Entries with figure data
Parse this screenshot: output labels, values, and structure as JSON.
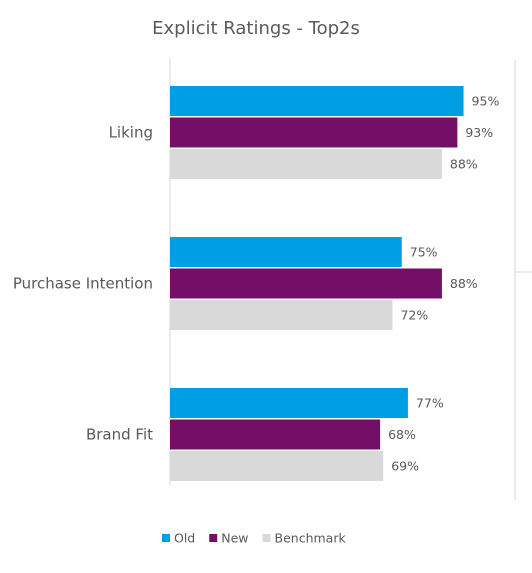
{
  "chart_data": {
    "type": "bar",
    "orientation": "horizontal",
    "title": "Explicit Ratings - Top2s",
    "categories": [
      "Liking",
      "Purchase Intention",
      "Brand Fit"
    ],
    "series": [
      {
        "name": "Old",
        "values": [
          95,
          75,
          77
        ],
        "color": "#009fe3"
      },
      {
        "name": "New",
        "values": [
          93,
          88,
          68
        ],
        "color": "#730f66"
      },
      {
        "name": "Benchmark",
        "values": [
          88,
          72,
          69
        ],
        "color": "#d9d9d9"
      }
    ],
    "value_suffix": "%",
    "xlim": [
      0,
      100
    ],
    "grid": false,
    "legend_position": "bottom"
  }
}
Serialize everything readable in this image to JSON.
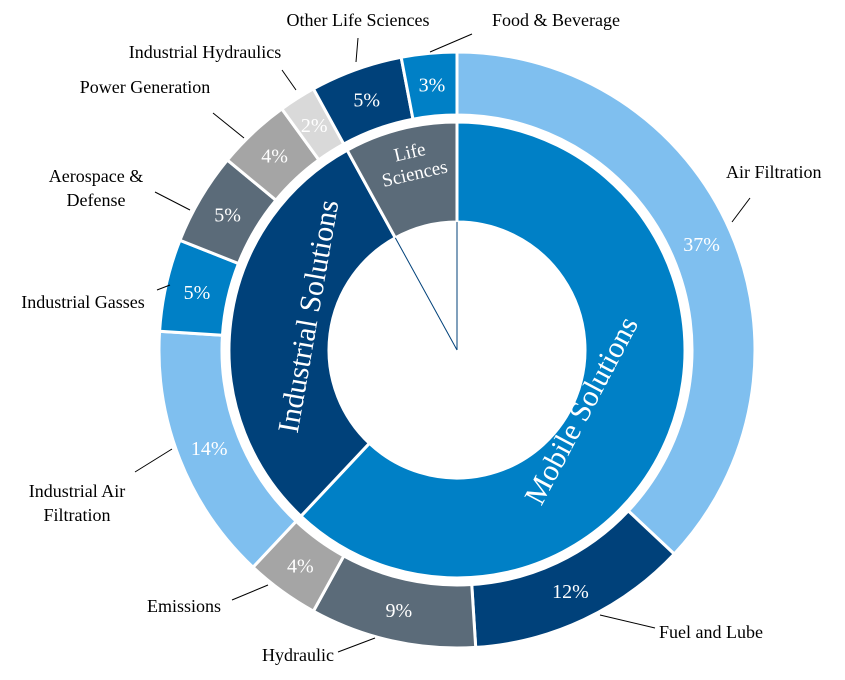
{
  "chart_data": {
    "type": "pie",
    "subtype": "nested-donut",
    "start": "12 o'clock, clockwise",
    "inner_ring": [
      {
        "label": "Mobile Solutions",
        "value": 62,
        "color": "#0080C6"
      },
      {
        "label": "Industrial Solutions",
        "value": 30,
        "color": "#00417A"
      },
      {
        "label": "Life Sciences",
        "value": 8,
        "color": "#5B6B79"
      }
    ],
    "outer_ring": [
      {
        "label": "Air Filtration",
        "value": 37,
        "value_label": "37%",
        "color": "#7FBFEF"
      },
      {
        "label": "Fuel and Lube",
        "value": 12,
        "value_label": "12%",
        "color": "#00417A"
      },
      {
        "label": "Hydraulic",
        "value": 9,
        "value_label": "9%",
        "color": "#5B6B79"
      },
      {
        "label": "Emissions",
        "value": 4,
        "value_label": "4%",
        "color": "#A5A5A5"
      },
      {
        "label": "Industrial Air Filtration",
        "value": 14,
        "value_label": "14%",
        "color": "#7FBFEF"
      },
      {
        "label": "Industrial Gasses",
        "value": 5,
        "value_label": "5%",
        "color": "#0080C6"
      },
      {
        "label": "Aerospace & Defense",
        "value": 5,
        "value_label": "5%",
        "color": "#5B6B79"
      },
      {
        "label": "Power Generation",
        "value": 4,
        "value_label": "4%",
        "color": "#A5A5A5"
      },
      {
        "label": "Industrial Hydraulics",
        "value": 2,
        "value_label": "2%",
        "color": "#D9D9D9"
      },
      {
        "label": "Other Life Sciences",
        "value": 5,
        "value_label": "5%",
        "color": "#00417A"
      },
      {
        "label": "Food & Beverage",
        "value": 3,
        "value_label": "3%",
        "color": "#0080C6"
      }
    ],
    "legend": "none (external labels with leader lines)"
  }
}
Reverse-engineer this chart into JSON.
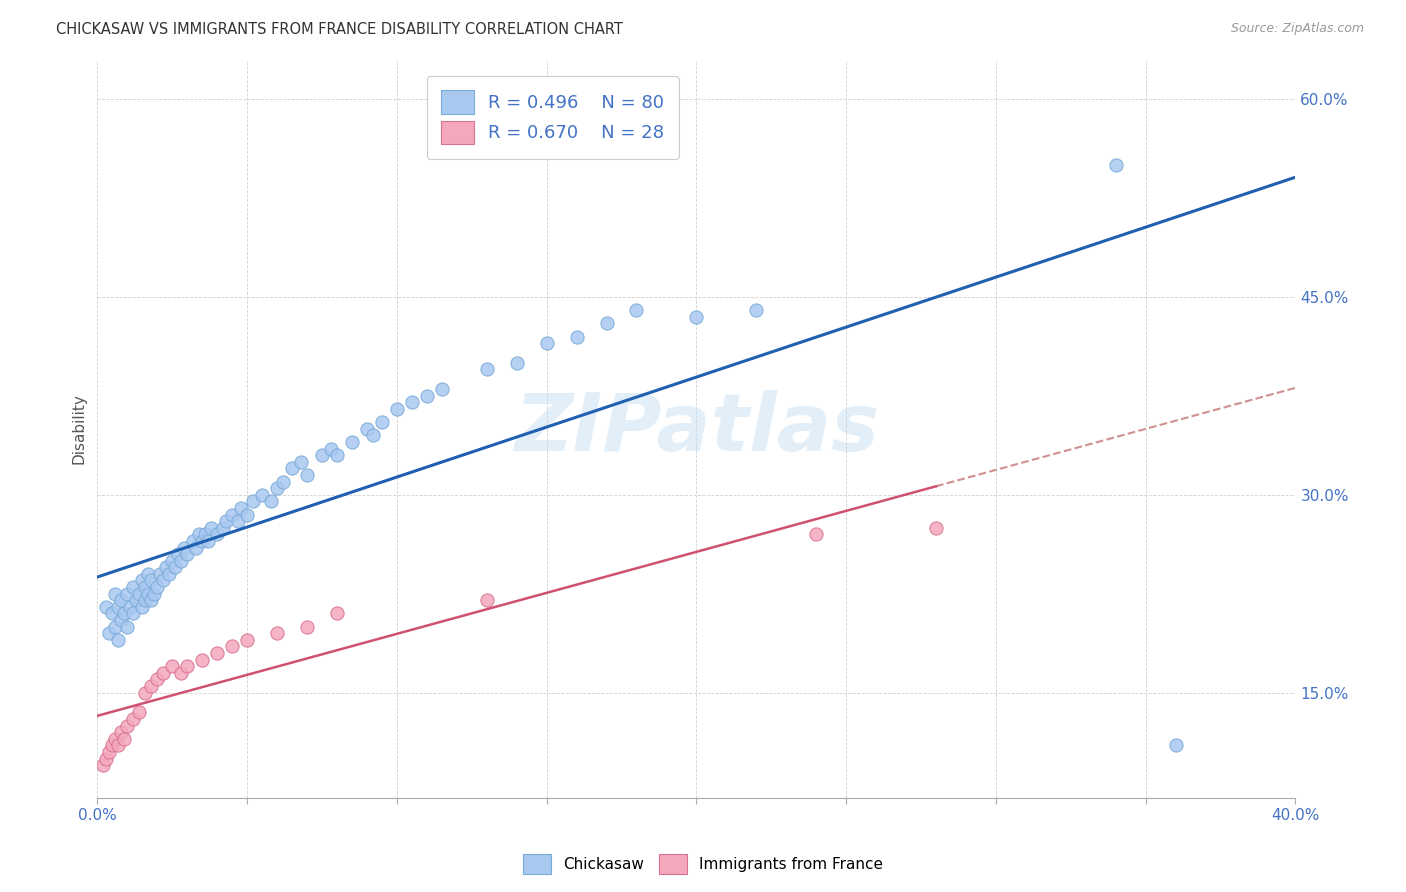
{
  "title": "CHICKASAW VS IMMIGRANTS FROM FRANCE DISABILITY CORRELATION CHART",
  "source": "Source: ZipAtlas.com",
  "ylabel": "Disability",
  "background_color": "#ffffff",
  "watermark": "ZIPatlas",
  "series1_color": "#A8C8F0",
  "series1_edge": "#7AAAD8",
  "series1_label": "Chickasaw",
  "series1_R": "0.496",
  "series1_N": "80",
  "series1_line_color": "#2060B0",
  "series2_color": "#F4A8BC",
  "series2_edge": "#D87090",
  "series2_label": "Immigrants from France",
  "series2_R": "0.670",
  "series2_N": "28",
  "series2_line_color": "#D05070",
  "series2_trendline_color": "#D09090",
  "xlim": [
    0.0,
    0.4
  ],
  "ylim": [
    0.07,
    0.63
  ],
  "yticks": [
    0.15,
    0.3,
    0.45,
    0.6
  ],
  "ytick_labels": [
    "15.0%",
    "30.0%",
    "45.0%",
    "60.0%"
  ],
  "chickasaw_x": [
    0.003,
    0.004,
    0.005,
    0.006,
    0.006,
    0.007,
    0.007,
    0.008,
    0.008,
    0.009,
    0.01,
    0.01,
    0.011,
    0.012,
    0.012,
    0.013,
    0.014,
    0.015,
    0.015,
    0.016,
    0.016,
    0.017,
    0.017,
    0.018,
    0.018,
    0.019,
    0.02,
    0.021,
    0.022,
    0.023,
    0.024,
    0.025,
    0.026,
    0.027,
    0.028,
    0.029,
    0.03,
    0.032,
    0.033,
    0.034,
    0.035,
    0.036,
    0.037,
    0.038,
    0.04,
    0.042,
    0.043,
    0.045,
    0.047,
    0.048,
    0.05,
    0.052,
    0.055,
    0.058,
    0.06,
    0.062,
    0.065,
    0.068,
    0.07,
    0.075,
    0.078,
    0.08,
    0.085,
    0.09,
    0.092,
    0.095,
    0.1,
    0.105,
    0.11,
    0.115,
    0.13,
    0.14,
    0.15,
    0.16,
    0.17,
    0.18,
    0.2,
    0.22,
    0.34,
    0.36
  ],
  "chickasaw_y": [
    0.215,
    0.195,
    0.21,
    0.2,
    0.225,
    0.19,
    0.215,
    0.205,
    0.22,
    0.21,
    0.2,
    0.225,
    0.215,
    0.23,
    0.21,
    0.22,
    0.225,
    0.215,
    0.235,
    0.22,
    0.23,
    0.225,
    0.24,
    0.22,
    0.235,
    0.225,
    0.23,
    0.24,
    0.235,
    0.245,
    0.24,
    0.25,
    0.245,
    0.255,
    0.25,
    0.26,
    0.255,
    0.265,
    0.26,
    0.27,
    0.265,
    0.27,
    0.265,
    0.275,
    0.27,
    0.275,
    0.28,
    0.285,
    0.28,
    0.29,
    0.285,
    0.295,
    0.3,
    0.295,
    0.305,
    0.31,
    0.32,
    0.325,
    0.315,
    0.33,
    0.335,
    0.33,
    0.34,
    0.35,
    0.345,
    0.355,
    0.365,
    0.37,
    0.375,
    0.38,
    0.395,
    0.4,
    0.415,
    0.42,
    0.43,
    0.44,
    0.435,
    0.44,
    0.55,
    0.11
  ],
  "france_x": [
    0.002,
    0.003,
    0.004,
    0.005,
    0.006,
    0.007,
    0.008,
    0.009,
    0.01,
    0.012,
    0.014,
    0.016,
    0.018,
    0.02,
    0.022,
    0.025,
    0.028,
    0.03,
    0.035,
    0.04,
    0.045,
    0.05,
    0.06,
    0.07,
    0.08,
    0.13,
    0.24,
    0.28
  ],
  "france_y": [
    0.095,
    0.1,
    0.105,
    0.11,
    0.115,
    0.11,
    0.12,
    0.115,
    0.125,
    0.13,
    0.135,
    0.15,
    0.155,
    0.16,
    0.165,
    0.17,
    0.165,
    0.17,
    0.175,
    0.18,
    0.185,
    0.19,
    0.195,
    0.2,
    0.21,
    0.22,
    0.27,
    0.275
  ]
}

> Set problem
Write every entry out again exactly, dropping the pictures.

> Correct output
Parse this screenshot: output labels, values, and structure as JSON.
{
  "chart_data": {
    "type": "bar",
    "orientation": "horizontal",
    "title": "Explicit Ratings - Top2s",
    "categories": [
      "Liking",
      "Purchase Intention",
      "Brand Fit"
    ],
    "series": [
      {
        "name": "Old",
        "values": [
          95,
          75,
          77
        ],
        "color": "#009fe3"
      },
      {
        "name": "New",
        "values": [
          93,
          88,
          68
        ],
        "color": "#730f66"
      },
      {
        "name": "Benchmark",
        "values": [
          88,
          72,
          69
        ],
        "color": "#d9d9d9"
      }
    ],
    "value_suffix": "%",
    "xlim": [
      0,
      100
    ],
    "grid": false,
    "legend_position": "bottom"
  }
}
Serialize everything readable in this image to JSON.
{
  "chart_data": {
    "type": "pie",
    "subtype": "nested-donut",
    "start": "12 o'clock, clockwise",
    "inner_ring": [
      {
        "label": "Mobile Solutions",
        "value": 62,
        "color": "#0080C6"
      },
      {
        "label": "Industrial Solutions",
        "value": 30,
        "color": "#00417A"
      },
      {
        "label": "Life Sciences",
        "value": 8,
        "color": "#5B6B79"
      }
    ],
    "outer_ring": [
      {
        "label": "Air Filtration",
        "value": 37,
        "value_label": "37%",
        "color": "#7FBFEF"
      },
      {
        "label": "Fuel and Lube",
        "value": 12,
        "value_label": "12%",
        "color": "#00417A"
      },
      {
        "label": "Hydraulic",
        "value": 9,
        "value_label": "9%",
        "color": "#5B6B79"
      },
      {
        "label": "Emissions",
        "value": 4,
        "value_label": "4%",
        "color": "#A5A5A5"
      },
      {
        "label": "Industrial Air Filtration",
        "value": 14,
        "value_label": "14%",
        "color": "#7FBFEF"
      },
      {
        "label": "Industrial Gasses",
        "value": 5,
        "value_label": "5%",
        "color": "#0080C6"
      },
      {
        "label": "Aerospace & Defense",
        "value": 5,
        "value_label": "5%",
        "color": "#5B6B79"
      },
      {
        "label": "Power Generation",
        "value": 4,
        "value_label": "4%",
        "color": "#A5A5A5"
      },
      {
        "label": "Industrial Hydraulics",
        "value": 2,
        "value_label": "2%",
        "color": "#D9D9D9"
      },
      {
        "label": "Other Life Sciences",
        "value": 5,
        "value_label": "5%",
        "color": "#00417A"
      },
      {
        "label": "Food & Beverage",
        "value": 3,
        "value_label": "3%",
        "color": "#0080C6"
      }
    ],
    "legend": "none (external labels with leader lines)"
  }
}
Reverse-engineer this chart into JSON.
{
  "title": "CHICKASAW VS IMMIGRANTS FROM FRANCE DISABILITY CORRELATION CHART",
  "source": "Source: ZipAtlas.com",
  "ylabel": "Disability",
  "background_color": "#ffffff",
  "watermark": "ZIPatlas",
  "series1_color": "#A8C8F0",
  "series1_edge": "#7AAAD8",
  "series1_label": "Chickasaw",
  "series1_R": "0.496",
  "series1_N": "80",
  "series1_line_color": "#2060B0",
  "series2_color": "#F4A8BC",
  "series2_edge": "#D87090",
  "series2_label": "Immigrants from France",
  "series2_R": "0.670",
  "series2_N": "28",
  "series2_line_color": "#D05070",
  "series2_trendline_color": "#D09090",
  "xlim": [
    0.0,
    0.4
  ],
  "ylim": [
    0.07,
    0.63
  ],
  "yticks": [
    0.15,
    0.3,
    0.45,
    0.6
  ],
  "ytick_labels": [
    "15.0%",
    "30.0%",
    "45.0%",
    "60.0%"
  ],
  "chickasaw_x": [
    0.003,
    0.004,
    0.005,
    0.006,
    0.006,
    0.007,
    0.007,
    0.008,
    0.008,
    0.009,
    0.01,
    0.01,
    0.011,
    0.012,
    0.012,
    0.013,
    0.014,
    0.015,
    0.015,
    0.016,
    0.016,
    0.017,
    0.017,
    0.018,
    0.018,
    0.019,
    0.02,
    0.021,
    0.022,
    0.023,
    0.024,
    0.025,
    0.026,
    0.027,
    0.028,
    0.029,
    0.03,
    0.032,
    0.033,
    0.034,
    0.035,
    0.036,
    0.037,
    0.038,
    0.04,
    0.042,
    0.043,
    0.045,
    0.047,
    0.048,
    0.05,
    0.052,
    0.055,
    0.058,
    0.06,
    0.062,
    0.065,
    0.068,
    0.07,
    0.075,
    0.078,
    0.08,
    0.085,
    0.09,
    0.092,
    0.095,
    0.1,
    0.105,
    0.11,
    0.115,
    0.13,
    0.14,
    0.15,
    0.16,
    0.17,
    0.18,
    0.2,
    0.22,
    0.34,
    0.36
  ],
  "chickasaw_y": [
    0.215,
    0.195,
    0.21,
    0.2,
    0.225,
    0.19,
    0.215,
    0.205,
    0.22,
    0.21,
    0.2,
    0.225,
    0.215,
    0.23,
    0.21,
    0.22,
    0.225,
    0.215,
    0.235,
    0.22,
    0.23,
    0.225,
    0.24,
    0.22,
    0.235,
    0.225,
    0.23,
    0.24,
    0.235,
    0.245,
    0.24,
    0.25,
    0.245,
    0.255,
    0.25,
    0.26,
    0.255,
    0.265,
    0.26,
    0.27,
    0.265,
    0.27,
    0.265,
    0.275,
    0.27,
    0.275,
    0.28,
    0.285,
    0.28,
    0.29,
    0.285,
    0.295,
    0.3,
    0.295,
    0.305,
    0.31,
    0.32,
    0.325,
    0.315,
    0.33,
    0.335,
    0.33,
    0.34,
    0.35,
    0.345,
    0.355,
    0.365,
    0.37,
    0.375,
    0.38,
    0.395,
    0.4,
    0.415,
    0.42,
    0.43,
    0.44,
    0.435,
    0.44,
    0.55,
    0.11
  ],
  "france_x": [
    0.002,
    0.003,
    0.004,
    0.005,
    0.006,
    0.007,
    0.008,
    0.009,
    0.01,
    0.012,
    0.014,
    0.016,
    0.018,
    0.02,
    0.022,
    0.025,
    0.028,
    0.03,
    0.035,
    0.04,
    0.045,
    0.05,
    0.06,
    0.07,
    0.08,
    0.13,
    0.24,
    0.28
  ],
  "france_y": [
    0.095,
    0.1,
    0.105,
    0.11,
    0.115,
    0.11,
    0.12,
    0.115,
    0.125,
    0.13,
    0.135,
    0.15,
    0.155,
    0.16,
    0.165,
    0.17,
    0.165,
    0.17,
    0.175,
    0.18,
    0.185,
    0.19,
    0.195,
    0.2,
    0.21,
    0.22,
    0.27,
    0.275
  ]
}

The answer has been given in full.